-- start of Records for processing --

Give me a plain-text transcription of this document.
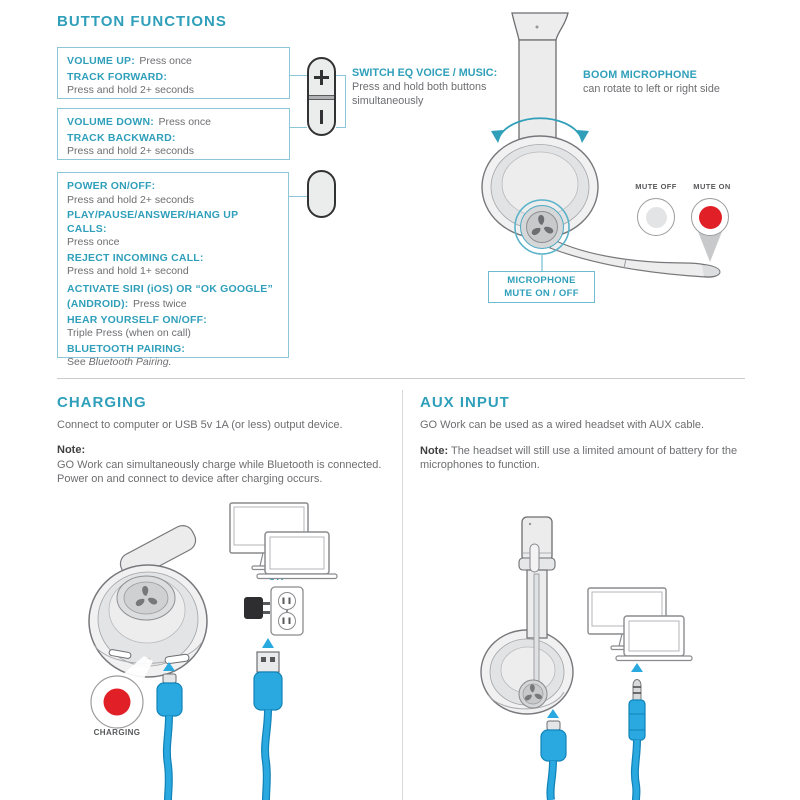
BUTTON FUNCTIONS
VOLUME UP: Press once
TRACK FORWARD:
Press and hold 2+ seconds
VOLUME DOWN: Press once
TRACK BACKWARD:
Press and hold 2+ seconds
POWER ON/OFF:
Press and hold 2+ seconds
PLAY/PAUSE/ANSWER/HANG UP CALLS:
Press once
REJECT INCOMING CALL:
Press and hold 1+ second
ACTIVATE SIRI (iOS) OR “OK GOOGLE” (ANDROID): Press twice
HEAR YOURSELF ON/OFF:
Triple Press (when on call)
BLUETOOTH PAIRING:
See Bluetooth Pairing.
SWITCH EQ VOICE / MUSIC:
Press and hold both buttons
simultaneously
BOOM MICROPHONE
can rotate to left or right side
MUTE OFF	MUTE ON
MICROPHONE
MUTE ON / OFF
CHARGING
Connect to computer or USB 5v 1A (or less) output device.
Note:
GO Work can simultaneously charge while Bluetooth is connected.
Power on and connect to device after charging occurs.
CHARGING
AUX INPUT
GO Work can be used as a wired headset with AUX cable.
Note: The headset will still use a limited amount of battery for the microphones to function.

-- end of Records for processing --

**Problem details**:
Pick out all lines containing the string "Press".

**Task solution**:
VOLUME UP: Press once
Press and hold 2+ seconds
VOLUME DOWN: Press once
Press and hold 2+ seconds
Press and hold 2+ seconds
Press once
Press and hold 1+ second
ACTIVATE SIRI (iOS) OR “OK GOOGLE” (ANDROID): Press twice
Triple Press (when on call)
Press and hold both buttons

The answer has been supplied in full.